Phyloinformatics Lab

New Preprint on in silico analyses of the SAR-CoV-2 Pirola variant

New Preprint: Predicting Antibody and ACE2 Affinity for SARS-CoV-2 BA.2.86 with In Silico Protein Modeling and Docking

The emergence of the Omicron sublineage of SARS-CoV-2 virus BA.2.86 (nicknamed “Pirola”) has raised concerns about its potential impact on public health and personal health as it has many mutations with respect to previous variants.

We conducted an in silico analysis of neutralizing antibody binding to BA.2.86. Selected antibodies came from patients who were vaccinated and/or infected. We predicted binding affinity between BA.2.86 and antibodies. We also predicted the binding affinity between the same antibodies and several previous SARS-CoV-2 variants (Wuhan and Omicron descendants BA.1, BA.2, and XBB.1.5). Additionally, we examined binding affinity between BA.2.86 and human angiotensin converting enzyme 2 (ACE2) receptor, a cell surface protein crucial for viral entry.
* * *
> _Instructions_:
a: Can you print the part of the text about the BA.2.86 preprint between "The emergence of" and "to previous variants.", inclusive?
b: How would the text about the BA.2.86 preprint carry on from where it stops?
The records that follow are drawn from a different source than the text above.
* * *
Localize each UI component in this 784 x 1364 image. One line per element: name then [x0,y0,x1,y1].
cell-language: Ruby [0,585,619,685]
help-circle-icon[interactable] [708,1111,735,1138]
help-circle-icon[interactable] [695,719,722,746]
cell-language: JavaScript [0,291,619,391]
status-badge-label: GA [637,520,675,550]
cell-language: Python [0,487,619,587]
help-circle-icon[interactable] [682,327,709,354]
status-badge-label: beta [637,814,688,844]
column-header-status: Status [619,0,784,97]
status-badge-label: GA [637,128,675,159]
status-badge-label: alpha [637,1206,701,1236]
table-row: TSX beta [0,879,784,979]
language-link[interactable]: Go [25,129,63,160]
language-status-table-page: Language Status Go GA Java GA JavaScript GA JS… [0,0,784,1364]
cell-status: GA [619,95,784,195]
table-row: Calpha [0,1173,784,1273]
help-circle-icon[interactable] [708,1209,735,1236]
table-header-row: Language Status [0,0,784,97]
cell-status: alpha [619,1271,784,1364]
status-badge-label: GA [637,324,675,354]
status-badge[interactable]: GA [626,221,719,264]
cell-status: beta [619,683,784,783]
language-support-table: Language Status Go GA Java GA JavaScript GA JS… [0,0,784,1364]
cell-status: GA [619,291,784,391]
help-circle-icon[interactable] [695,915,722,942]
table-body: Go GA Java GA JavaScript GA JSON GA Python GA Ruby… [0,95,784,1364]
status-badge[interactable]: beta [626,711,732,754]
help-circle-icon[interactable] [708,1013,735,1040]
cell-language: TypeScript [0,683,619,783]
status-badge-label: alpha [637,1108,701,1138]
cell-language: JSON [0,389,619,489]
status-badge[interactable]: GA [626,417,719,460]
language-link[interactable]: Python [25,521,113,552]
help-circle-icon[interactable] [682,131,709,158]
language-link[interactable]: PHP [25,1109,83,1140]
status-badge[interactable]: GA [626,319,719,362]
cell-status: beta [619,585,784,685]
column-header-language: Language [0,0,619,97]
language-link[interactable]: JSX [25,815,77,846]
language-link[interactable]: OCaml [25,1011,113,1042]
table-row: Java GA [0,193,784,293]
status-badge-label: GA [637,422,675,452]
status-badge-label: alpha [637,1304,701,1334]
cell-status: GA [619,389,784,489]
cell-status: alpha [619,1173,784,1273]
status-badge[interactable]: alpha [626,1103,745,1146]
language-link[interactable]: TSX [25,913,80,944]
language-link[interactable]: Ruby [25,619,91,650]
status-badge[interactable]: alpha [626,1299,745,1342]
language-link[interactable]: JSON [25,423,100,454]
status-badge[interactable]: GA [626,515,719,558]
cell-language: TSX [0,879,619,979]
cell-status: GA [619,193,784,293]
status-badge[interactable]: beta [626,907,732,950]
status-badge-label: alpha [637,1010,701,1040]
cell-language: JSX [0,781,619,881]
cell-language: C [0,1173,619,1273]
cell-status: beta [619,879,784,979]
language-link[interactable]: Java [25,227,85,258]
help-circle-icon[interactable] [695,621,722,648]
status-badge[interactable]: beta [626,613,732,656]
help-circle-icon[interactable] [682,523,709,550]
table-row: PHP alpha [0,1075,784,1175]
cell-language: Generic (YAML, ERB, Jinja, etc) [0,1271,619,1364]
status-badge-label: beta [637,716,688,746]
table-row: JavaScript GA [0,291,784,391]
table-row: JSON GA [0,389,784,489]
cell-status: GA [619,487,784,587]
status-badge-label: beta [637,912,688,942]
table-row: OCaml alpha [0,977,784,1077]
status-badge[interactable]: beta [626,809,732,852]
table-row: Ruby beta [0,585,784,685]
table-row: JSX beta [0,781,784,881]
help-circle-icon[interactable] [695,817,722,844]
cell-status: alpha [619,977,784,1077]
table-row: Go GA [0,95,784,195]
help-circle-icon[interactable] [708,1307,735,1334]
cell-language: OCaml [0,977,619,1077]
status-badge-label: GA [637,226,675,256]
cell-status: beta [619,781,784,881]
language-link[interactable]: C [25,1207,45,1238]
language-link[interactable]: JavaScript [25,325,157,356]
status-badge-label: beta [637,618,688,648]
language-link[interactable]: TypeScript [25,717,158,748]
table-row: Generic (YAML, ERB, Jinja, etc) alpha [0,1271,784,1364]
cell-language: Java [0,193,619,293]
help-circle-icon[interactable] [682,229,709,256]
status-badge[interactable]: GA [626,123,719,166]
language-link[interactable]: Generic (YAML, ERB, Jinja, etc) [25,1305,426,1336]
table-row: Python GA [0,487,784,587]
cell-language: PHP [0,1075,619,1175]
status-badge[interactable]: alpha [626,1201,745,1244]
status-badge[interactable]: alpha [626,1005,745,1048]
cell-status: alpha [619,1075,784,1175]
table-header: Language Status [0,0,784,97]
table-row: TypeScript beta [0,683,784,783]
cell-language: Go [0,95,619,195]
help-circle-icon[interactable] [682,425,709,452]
* * *
> _Responses in order_:
a:
The emergence of the Omicron sublineage of SARS-CoV-2 virus BA.2.86 (nicknamed “Pirola”) has raised concerns about its potential impact on public health and personal health as it has many mutations with respect to previous variants.

b:
We found no statistically significant difference in binding affinity between BA.2.86 and other variants, indicating a similar immune response. These findings contradict media reports of BA.2.86’s high immune evasion potential based on its mutations. We discuss the implications of our findings and highlight the need for modeling and docking studies to go above and beyond mutation and basic serological neutralization analysis. Future research in this area will benefit from increased structural analyses of memory B-cell derived antibodies and should emphasize the importance of choosing appropriate samples for in silico studies to assess protection provided by vaccination and infection. This research contributes to understanding the BA.2.86 variant’s potential impact on public health. Moreover, we introduce new methodologies for predictive medicine in ongoing efforts to combat the evolving SARS-CoV-2 pandemic and prepare for other hazards.

The preprint was authored by UNC Charlotte students (Shirish Yasa and Sayal Guirales-Medrano) with CIPHER faculty (Drs. Denis Jacob Machado, Colby Ford, and Daniel Janies).